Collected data
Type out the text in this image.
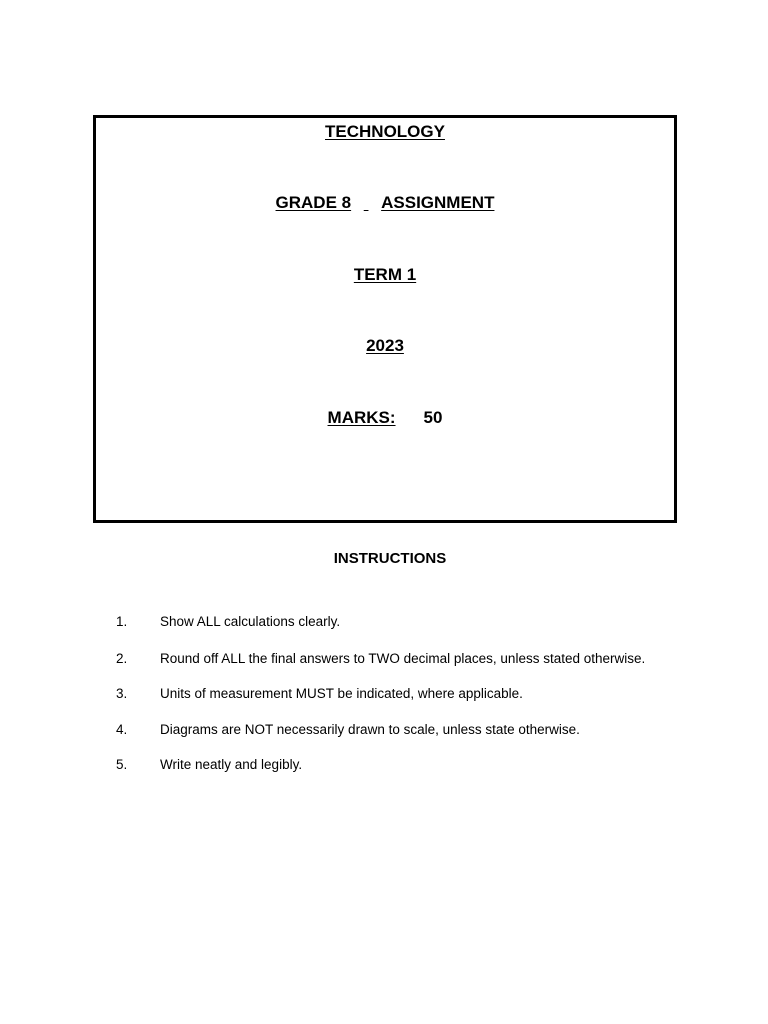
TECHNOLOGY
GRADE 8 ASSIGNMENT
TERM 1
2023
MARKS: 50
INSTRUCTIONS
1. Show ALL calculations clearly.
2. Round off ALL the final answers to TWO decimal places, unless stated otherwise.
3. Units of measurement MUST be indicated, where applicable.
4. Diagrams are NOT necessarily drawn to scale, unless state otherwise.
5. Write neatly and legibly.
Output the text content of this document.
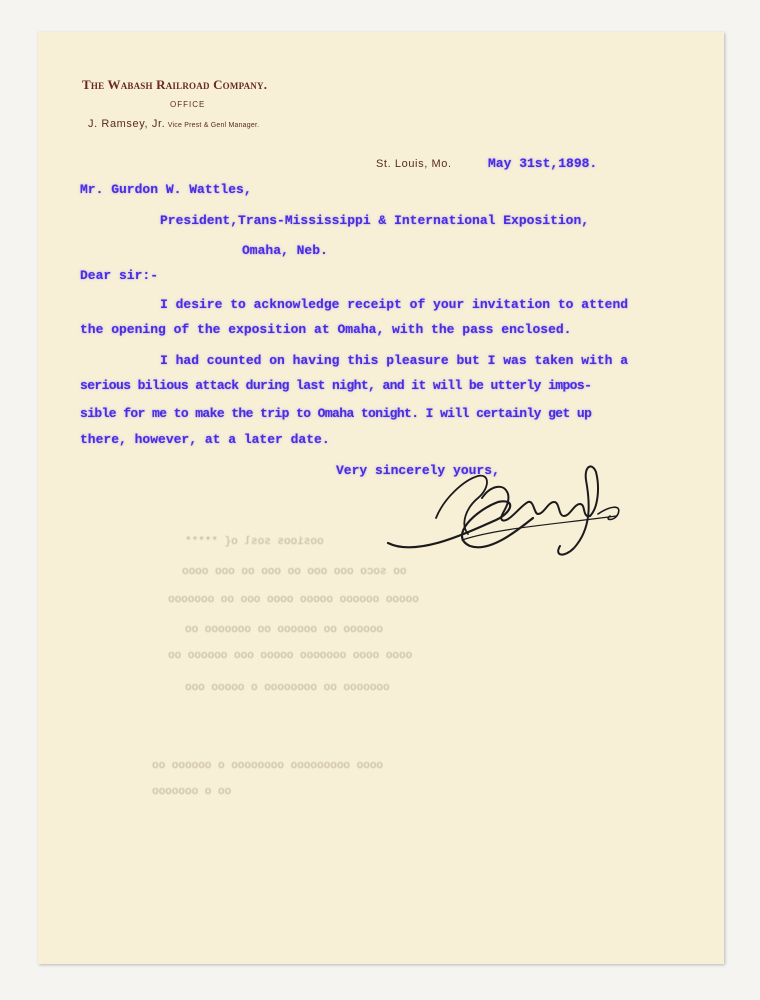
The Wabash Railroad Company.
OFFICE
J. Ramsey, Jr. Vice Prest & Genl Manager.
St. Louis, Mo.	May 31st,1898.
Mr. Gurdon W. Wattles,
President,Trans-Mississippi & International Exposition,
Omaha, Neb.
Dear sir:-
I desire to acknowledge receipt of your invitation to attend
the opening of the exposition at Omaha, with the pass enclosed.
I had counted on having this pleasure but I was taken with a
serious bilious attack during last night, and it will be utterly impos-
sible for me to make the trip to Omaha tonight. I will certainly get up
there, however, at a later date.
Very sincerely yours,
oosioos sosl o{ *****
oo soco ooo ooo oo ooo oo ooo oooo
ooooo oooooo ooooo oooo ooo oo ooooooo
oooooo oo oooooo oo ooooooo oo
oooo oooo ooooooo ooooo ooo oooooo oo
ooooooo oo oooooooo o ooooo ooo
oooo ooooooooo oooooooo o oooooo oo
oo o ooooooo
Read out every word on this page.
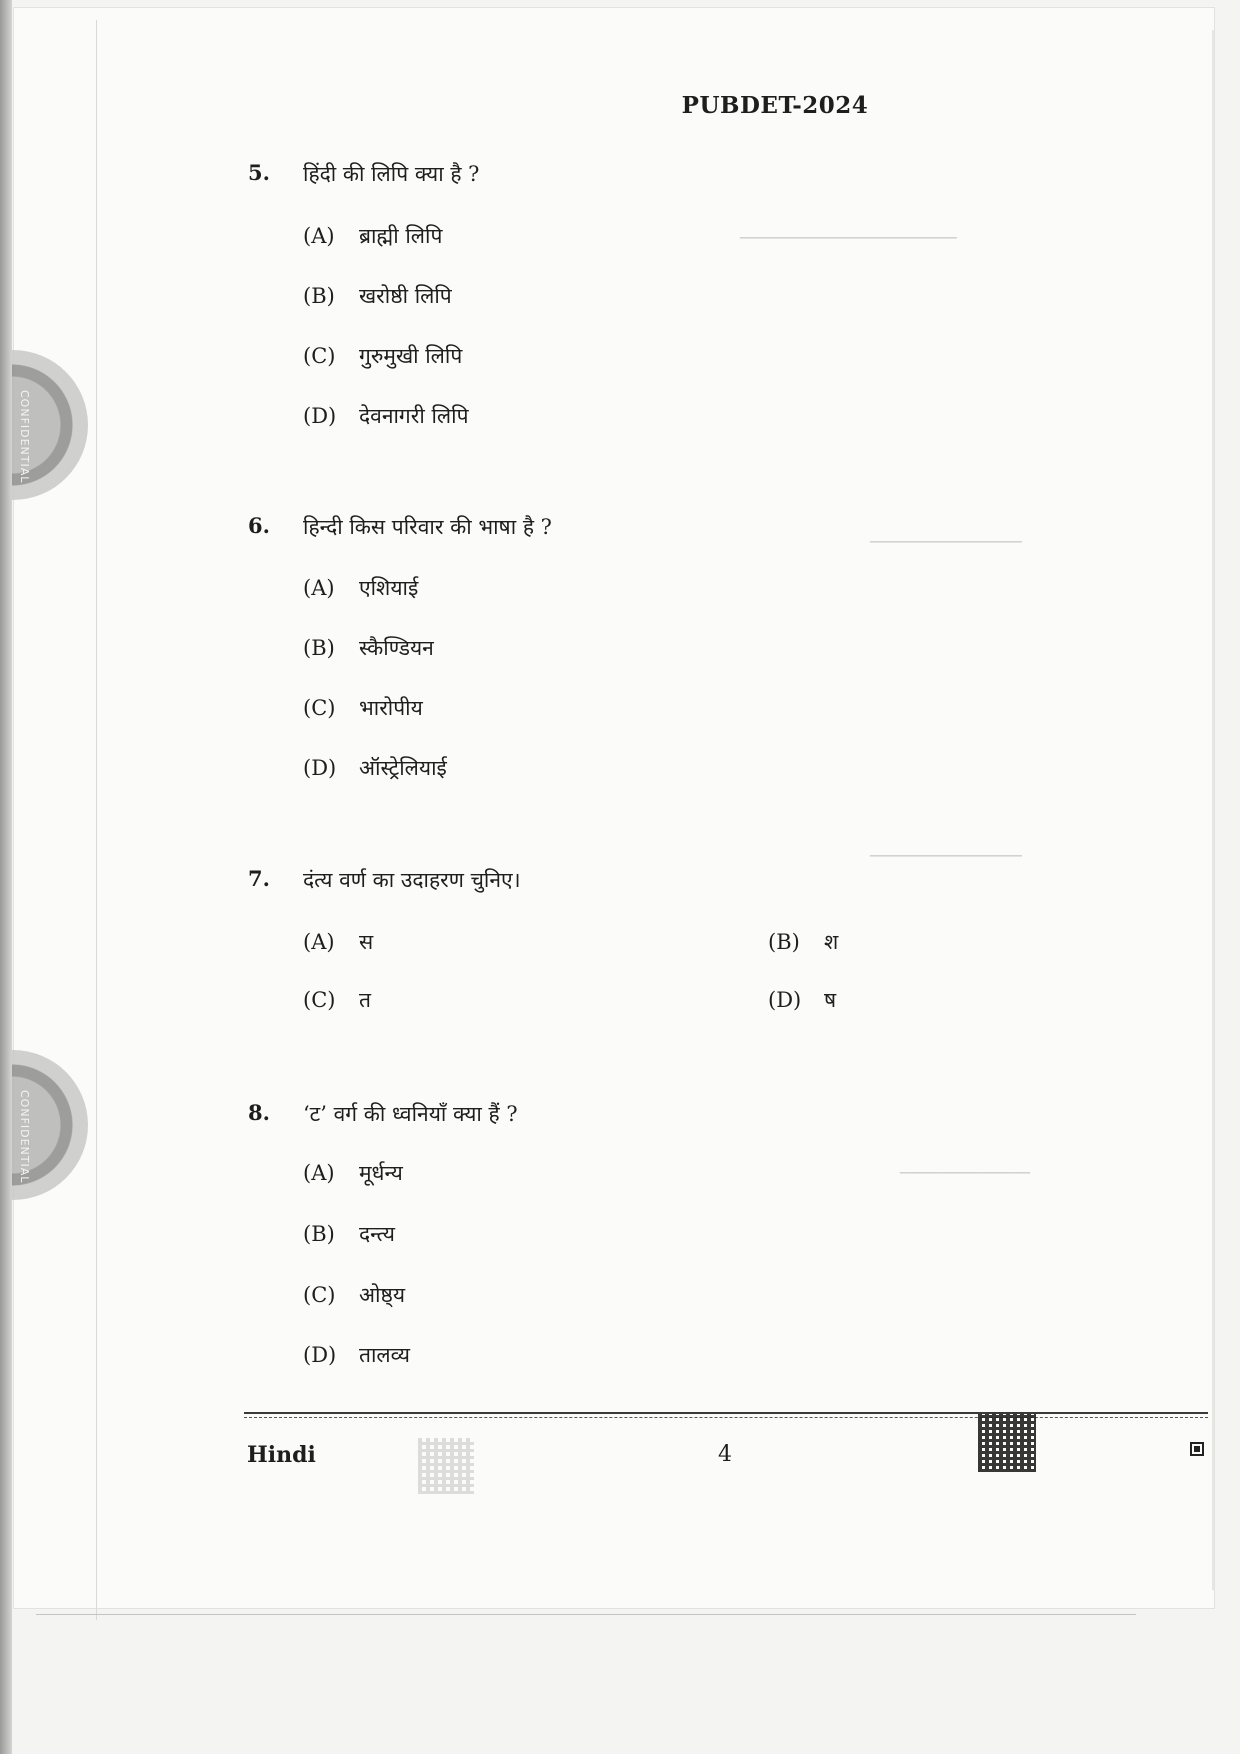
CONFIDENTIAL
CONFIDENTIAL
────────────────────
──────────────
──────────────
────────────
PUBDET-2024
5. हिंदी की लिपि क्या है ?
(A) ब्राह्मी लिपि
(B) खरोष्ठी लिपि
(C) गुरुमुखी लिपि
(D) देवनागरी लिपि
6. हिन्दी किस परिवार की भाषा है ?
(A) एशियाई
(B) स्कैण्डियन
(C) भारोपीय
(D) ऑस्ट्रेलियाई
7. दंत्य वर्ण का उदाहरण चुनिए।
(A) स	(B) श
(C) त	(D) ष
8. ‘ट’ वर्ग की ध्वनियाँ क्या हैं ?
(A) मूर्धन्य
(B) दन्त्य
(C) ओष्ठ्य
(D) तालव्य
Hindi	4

* PROBLEM TO WORK ON *
Exclude every picture and copy the remaining data exactly.

* ANSWER BELOW *
Type out the text in this image.
TECHNOLOGY
GRADE 8 ASSIGNMENT
TERM 1
2023
MARKS: 50
INSTRUCTIONS
1. Show ALL calculations clearly.
2. Round off ALL the final answers to TWO decimal places, unless stated otherwise.
3. Units of measurement MUST be indicated, where applicable.
4. Diagrams are NOT necessarily drawn to scale, unless state otherwise.
5. Write neatly and legibly.
Output the text content of this document.
The Wabash Railroad Company.
OFFICE
J. Ramsey, Jr. Vice Prest & Genl Manager.
St. Louis, Mo.	May 31st,1898.
Mr. Gurdon W. Wattles,
President,Trans-Mississippi & International Exposition,
Omaha, Neb.
Dear sir:-
I desire to acknowledge receipt of your invitation to attend
the opening of the exposition at Omaha, with the pass enclosed.
I had counted on having this pleasure but I was taken with a
serious bilious attack during last night, and it will be utterly impos-
sible for me to make the trip to Omaha tonight. I will certainly get up
there, however, at a later date.
Very sincerely yours,
oosioos sosl o{ *****
oo soco ooo ooo oo ooo oo ooo oooo
ooooo oooooo ooooo oooo ooo oo ooooooo
oooooo oo oooooo oo ooooooo oo
oooo oooo ooooooo ooooo ooo oooooo oo
ooooooo oo oooooooo o ooooo ooo
oooo ooooooooo oooooooo o oooooo oo
oo o ooooooo
Read out every word on this page.
CONFIDENTIAL
CONFIDENTIAL
────────────────────
──────────────
──────────────
────────────
PUBDET-2024
5. हिंदी की लिपि क्या है ?
(A) ब्राह्मी लिपि
(B) खरोष्ठी लिपि
(C) गुरुमुखी लिपि
(D) देवनागरी लिपि
6. हिन्दी किस परिवार की भाषा है ?
(A) एशियाई
(B) स्कैण्डियन
(C) भारोपीय
(D) ऑस्ट्रेलियाई
7. दंत्य वर्ण का उदाहरण चुनिए।
(A) स	(B) श
(C) त	(D) ष
8. ‘ट’ वर्ग की ध्वनियाँ क्या हैं ?
(A) मूर्धन्य
(B) दन्त्य
(C) ओष्ठ्य
(D) तालव्य
Hindi	4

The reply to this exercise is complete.